(Records that describe figures)
## begin

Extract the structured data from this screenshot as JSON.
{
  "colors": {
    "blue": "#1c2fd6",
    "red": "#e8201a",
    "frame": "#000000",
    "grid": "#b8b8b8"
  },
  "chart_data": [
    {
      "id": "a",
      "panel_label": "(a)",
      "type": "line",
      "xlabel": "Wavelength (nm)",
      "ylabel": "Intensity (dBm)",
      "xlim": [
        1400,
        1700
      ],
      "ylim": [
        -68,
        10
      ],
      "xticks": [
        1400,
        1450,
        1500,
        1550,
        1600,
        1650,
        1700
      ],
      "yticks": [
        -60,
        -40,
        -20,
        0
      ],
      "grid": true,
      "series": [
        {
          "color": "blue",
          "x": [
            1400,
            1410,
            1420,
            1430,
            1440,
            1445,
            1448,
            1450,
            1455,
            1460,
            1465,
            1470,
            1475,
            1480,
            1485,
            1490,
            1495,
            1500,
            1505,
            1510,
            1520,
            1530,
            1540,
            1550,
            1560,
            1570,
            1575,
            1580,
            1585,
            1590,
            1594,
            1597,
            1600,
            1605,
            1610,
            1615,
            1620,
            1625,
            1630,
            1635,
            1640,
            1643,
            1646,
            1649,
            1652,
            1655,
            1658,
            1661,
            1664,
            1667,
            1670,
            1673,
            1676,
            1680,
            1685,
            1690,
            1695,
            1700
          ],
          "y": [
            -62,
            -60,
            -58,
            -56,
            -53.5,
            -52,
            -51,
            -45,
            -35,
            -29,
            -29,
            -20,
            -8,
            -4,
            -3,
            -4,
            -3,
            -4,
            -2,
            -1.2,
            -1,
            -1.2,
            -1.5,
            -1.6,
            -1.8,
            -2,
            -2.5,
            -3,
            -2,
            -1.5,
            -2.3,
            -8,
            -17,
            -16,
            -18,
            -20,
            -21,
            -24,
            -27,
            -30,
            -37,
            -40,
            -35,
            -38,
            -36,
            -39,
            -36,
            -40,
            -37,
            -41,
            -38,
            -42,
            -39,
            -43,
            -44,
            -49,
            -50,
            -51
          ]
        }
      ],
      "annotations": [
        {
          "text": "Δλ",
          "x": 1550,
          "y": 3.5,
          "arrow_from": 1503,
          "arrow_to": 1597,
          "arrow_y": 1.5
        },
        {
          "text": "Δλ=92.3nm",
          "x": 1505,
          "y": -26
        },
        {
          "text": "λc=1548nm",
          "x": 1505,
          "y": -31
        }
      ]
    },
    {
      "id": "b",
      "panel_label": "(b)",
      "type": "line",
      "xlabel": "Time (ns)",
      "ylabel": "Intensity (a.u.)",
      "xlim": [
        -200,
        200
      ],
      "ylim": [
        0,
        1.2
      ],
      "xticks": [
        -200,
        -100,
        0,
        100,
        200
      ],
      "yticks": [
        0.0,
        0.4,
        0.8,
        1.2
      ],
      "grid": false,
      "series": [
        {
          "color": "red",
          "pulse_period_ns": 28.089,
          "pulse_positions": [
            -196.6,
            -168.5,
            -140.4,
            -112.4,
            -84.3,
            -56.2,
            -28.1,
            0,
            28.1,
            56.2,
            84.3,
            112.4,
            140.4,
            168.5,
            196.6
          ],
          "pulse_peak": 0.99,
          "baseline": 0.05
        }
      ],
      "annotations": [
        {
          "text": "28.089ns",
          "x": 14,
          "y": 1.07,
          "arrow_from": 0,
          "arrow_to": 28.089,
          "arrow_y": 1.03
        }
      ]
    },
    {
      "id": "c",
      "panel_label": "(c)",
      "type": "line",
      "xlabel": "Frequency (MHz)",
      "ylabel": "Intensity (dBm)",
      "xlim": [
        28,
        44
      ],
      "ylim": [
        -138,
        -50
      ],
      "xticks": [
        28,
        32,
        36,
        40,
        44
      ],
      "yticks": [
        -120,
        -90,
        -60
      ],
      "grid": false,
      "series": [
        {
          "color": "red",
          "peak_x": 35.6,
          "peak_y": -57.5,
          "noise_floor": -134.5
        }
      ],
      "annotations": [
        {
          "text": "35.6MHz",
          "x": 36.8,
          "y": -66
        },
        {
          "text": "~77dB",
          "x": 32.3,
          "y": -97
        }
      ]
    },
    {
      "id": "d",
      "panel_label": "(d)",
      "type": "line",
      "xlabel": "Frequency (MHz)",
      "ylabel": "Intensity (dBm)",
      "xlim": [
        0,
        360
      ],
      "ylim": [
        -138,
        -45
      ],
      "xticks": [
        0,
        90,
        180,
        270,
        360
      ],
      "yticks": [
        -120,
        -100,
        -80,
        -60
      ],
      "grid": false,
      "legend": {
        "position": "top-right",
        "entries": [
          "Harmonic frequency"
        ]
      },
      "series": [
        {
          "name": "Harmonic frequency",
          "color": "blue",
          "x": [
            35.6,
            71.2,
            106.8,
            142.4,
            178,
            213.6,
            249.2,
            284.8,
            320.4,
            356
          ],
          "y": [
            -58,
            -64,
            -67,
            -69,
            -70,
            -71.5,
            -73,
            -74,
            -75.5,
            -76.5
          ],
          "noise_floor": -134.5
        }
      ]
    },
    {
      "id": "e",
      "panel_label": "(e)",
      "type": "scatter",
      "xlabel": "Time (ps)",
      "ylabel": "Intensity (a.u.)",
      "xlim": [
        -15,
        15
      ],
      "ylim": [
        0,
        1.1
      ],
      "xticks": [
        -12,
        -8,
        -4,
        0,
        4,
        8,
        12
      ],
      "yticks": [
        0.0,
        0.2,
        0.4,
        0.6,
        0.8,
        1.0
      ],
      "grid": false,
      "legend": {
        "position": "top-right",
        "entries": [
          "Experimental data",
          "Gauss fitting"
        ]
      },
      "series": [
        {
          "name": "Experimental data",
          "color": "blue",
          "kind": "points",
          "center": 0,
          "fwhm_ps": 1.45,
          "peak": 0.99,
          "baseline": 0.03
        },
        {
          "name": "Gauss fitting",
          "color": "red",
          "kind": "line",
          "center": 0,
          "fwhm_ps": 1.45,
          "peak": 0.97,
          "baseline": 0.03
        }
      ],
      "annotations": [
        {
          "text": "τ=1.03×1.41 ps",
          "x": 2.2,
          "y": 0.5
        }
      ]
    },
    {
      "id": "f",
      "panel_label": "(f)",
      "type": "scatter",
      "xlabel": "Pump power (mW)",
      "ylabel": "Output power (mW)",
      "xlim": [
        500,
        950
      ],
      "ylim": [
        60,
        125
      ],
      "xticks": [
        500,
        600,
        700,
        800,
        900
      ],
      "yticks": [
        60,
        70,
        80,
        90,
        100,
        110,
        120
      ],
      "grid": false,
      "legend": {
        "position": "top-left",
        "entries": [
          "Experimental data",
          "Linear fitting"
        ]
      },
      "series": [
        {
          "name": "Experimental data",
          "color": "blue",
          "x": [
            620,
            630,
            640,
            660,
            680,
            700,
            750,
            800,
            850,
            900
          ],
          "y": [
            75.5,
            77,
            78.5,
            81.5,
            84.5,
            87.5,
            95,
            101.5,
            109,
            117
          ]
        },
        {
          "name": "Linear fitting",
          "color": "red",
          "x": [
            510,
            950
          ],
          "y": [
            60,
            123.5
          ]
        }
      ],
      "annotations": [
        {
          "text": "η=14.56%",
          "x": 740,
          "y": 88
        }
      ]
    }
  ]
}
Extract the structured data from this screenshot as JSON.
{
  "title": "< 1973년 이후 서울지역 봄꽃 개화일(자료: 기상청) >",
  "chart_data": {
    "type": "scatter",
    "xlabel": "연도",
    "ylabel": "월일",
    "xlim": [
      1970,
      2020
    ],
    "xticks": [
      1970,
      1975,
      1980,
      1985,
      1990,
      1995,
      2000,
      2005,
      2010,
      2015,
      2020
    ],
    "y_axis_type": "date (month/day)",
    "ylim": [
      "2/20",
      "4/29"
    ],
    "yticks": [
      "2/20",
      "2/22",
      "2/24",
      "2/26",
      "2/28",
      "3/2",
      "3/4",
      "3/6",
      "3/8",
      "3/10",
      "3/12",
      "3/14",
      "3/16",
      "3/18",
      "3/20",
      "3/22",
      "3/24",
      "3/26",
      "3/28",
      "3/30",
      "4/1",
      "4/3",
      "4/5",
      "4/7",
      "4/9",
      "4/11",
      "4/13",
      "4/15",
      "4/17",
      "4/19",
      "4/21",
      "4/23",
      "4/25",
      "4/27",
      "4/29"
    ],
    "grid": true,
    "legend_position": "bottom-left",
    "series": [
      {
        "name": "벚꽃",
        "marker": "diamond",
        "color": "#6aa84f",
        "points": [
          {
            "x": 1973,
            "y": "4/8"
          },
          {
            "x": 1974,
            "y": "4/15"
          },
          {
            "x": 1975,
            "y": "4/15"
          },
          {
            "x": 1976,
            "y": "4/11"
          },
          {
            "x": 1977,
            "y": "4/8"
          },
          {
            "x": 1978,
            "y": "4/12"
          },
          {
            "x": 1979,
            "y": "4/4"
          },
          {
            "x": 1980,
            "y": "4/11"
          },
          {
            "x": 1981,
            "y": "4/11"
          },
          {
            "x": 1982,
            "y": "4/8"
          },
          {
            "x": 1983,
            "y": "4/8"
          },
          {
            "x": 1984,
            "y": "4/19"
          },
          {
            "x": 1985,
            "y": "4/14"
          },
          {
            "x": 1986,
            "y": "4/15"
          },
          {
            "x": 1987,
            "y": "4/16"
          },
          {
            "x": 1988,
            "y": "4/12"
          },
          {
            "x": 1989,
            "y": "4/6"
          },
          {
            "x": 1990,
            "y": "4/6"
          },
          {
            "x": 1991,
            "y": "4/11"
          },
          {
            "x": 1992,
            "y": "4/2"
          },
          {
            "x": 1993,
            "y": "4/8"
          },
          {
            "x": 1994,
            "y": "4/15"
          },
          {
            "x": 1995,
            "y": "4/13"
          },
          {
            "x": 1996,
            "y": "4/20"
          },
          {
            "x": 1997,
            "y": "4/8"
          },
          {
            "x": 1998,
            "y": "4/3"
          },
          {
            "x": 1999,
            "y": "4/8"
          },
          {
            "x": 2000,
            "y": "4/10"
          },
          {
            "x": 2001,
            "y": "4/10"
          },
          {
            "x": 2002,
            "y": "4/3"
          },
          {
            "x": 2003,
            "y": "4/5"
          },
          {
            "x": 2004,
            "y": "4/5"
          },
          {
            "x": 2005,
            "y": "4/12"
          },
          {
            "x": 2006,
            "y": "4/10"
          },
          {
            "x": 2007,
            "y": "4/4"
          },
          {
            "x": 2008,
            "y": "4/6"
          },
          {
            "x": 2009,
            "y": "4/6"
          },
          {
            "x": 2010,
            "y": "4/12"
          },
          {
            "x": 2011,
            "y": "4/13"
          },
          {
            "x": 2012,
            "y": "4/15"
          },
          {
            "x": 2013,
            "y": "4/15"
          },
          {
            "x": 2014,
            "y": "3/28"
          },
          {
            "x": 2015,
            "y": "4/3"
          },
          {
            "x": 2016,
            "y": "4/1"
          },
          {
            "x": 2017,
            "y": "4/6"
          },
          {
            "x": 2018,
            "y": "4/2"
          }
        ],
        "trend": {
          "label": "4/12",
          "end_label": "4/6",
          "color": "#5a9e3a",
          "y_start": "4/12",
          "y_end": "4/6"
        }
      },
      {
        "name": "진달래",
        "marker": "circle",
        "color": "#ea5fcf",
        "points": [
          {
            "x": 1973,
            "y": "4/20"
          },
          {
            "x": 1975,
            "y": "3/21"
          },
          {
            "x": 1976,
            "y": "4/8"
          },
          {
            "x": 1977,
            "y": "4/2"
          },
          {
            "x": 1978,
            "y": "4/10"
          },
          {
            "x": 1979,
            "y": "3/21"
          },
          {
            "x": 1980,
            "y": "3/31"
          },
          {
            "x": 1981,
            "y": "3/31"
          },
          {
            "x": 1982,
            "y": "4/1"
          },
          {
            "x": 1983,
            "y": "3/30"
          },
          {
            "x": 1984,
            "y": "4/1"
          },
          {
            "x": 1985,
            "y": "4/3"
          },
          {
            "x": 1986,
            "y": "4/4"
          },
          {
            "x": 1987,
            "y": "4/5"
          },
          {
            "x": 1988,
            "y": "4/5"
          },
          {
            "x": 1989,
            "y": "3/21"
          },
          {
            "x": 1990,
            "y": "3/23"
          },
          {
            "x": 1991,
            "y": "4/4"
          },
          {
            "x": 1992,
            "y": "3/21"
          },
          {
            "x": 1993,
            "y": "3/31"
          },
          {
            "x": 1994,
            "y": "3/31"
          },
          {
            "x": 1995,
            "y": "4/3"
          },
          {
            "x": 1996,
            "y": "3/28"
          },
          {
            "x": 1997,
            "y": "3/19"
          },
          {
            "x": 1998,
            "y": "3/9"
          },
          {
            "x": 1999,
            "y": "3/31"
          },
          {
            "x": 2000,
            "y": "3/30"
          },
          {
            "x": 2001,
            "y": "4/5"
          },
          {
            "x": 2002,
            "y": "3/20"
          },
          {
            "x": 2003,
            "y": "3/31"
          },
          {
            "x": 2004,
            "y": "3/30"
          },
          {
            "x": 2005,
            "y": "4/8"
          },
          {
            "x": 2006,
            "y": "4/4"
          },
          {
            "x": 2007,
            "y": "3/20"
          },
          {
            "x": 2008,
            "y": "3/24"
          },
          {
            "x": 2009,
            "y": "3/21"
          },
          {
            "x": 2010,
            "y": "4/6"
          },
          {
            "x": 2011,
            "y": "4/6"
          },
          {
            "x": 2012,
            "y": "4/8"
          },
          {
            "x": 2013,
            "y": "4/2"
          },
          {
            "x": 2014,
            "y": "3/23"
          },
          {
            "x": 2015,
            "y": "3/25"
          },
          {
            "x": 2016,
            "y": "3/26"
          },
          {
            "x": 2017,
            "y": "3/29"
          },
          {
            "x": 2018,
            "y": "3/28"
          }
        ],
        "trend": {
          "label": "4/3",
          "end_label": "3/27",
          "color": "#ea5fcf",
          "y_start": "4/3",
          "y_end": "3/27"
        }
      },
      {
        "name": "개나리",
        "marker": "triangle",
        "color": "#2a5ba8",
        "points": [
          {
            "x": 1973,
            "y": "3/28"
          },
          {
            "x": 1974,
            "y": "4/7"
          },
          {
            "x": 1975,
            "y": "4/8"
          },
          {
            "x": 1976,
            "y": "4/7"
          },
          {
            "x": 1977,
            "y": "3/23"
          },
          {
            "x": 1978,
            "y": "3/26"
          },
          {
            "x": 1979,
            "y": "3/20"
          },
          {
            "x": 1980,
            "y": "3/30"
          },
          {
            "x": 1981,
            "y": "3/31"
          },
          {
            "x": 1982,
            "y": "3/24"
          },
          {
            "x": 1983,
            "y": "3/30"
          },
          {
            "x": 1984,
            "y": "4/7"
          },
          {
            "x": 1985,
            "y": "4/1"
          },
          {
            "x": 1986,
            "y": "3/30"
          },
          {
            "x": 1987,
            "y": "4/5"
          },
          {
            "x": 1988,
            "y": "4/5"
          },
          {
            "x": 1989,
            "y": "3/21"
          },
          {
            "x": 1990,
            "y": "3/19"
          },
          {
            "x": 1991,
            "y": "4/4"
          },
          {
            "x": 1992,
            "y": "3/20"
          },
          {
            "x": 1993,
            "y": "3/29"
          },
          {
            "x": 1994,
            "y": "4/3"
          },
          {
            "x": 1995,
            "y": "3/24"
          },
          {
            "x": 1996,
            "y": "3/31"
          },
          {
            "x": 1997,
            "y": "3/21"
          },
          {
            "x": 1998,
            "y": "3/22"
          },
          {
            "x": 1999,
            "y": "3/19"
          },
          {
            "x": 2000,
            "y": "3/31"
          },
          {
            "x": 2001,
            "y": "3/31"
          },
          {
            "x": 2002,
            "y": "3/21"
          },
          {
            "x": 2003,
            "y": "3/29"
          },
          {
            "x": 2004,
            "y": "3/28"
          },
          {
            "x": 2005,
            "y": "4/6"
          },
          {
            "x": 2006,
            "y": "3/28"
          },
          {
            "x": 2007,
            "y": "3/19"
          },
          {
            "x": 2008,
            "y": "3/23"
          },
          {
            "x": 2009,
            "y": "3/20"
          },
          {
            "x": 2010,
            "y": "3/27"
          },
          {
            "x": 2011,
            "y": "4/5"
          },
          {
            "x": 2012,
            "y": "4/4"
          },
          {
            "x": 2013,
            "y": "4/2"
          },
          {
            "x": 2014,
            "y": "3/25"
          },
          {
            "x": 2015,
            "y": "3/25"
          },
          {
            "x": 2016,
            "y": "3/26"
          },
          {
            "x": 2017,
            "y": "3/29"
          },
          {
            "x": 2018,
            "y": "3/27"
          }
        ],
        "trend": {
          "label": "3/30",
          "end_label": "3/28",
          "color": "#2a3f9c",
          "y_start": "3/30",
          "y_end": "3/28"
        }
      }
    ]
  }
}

## end

The exercise. Identify each line containing the string "power" and copy it out.

Output of the task.
      "xlabel": "Pump power (mW)",
      "ylabel": "Output power (mW)",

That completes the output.